Problem requirements: Copy every line in which the string "intensywności" occurs.

--- Start of Supplied material ---

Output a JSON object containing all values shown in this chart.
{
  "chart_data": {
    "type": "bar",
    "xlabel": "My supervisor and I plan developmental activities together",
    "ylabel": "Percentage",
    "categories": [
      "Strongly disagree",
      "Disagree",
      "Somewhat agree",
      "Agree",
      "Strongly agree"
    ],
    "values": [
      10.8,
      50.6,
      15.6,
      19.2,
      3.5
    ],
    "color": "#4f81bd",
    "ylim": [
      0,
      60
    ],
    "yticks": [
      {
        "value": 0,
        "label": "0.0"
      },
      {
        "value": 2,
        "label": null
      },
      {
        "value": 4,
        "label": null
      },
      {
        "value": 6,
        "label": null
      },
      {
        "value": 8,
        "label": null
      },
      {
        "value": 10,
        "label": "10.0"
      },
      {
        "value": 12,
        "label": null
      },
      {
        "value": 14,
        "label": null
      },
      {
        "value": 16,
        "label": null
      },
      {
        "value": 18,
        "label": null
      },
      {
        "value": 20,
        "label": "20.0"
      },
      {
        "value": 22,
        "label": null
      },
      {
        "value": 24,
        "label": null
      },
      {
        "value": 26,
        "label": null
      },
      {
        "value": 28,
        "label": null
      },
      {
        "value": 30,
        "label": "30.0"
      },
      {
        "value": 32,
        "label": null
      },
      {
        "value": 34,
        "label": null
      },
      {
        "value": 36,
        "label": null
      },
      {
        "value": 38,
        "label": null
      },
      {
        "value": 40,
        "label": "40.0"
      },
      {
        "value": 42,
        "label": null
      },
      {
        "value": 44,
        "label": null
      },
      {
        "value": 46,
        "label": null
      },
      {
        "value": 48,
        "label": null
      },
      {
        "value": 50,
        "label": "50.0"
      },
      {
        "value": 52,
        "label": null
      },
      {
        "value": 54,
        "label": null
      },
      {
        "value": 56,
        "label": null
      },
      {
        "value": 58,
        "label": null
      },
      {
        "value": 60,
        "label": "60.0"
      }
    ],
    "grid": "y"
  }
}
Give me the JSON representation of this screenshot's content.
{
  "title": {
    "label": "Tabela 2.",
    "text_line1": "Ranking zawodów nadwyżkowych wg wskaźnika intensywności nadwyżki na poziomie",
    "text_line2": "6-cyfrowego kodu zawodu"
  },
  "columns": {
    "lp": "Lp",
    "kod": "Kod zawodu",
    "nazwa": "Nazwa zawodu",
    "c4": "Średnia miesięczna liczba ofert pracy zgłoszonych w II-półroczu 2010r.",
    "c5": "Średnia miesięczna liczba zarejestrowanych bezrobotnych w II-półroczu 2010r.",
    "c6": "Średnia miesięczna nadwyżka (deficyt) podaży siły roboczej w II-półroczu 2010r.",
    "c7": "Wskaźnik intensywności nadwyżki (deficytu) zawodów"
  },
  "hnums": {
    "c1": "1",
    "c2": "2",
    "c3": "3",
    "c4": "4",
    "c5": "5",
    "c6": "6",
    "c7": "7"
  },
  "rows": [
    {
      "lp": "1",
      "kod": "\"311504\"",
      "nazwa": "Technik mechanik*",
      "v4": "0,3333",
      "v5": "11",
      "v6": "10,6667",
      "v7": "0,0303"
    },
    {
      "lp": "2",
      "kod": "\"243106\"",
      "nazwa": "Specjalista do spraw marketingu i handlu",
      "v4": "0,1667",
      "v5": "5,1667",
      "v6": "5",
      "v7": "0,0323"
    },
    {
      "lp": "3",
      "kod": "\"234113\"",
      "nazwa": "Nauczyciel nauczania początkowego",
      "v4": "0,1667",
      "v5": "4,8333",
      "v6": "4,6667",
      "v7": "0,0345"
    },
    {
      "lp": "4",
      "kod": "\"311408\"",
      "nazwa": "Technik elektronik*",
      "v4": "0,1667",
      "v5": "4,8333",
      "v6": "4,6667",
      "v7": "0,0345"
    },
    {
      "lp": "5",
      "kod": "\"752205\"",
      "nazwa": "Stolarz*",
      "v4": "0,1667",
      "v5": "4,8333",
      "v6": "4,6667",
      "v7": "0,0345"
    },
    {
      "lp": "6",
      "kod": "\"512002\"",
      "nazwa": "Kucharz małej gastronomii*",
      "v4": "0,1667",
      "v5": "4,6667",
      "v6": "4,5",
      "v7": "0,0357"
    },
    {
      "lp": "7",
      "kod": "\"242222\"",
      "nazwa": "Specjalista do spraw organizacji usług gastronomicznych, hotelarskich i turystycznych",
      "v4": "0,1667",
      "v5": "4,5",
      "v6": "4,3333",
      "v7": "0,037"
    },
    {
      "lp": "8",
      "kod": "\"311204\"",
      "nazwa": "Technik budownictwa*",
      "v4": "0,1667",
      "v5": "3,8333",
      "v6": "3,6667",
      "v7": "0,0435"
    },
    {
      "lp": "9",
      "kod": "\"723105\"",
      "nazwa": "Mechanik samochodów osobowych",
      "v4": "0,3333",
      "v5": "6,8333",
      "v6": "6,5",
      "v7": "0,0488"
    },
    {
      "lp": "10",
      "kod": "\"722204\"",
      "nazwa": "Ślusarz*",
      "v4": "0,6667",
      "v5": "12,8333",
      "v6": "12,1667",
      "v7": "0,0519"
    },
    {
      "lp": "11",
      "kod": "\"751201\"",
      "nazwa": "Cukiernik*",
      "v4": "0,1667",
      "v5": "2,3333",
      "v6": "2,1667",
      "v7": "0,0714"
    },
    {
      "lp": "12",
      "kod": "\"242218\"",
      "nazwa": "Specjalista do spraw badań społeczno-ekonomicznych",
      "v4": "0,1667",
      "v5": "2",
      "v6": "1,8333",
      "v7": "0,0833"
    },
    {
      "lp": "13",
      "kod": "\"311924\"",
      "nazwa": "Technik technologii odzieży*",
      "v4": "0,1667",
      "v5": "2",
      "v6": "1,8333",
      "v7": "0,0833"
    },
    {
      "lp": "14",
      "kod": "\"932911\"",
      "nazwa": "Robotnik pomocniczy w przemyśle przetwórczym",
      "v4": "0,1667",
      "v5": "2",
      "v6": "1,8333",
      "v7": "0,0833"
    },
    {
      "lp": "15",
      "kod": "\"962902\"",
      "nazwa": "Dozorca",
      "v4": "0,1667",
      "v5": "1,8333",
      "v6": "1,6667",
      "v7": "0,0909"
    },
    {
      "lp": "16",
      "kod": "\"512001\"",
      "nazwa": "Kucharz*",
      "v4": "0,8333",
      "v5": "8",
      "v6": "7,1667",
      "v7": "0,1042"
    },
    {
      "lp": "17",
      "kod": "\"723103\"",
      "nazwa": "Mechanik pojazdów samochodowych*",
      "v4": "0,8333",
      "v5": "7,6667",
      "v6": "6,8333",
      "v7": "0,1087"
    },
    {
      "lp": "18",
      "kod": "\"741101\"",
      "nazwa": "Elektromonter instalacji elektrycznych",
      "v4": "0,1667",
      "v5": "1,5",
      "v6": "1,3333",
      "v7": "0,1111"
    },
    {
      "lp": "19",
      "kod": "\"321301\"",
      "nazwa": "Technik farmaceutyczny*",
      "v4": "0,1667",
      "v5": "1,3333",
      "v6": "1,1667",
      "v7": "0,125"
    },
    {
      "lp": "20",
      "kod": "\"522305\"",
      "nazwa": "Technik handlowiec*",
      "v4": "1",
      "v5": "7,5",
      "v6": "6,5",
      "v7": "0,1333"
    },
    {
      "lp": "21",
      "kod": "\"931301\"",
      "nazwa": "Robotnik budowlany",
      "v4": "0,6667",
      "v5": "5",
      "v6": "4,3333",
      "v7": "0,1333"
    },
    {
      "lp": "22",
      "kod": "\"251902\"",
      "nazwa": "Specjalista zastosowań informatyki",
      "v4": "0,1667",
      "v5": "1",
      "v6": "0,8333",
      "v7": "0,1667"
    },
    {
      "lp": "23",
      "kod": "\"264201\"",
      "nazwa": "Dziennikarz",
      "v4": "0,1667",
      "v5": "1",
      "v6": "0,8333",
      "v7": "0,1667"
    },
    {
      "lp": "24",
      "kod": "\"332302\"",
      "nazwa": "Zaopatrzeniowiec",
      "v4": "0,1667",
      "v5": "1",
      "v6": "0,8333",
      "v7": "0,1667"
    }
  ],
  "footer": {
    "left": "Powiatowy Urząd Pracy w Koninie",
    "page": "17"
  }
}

--- End of Supplied material ---

The answer:
    "text_line1": "Ranking zawodów nadwyżkowych wg wskaźnika intensywności nadwyżki na poziomie",
    "c7": "Wskaźnik intensywności nadwyżki (deficytu) zawodów"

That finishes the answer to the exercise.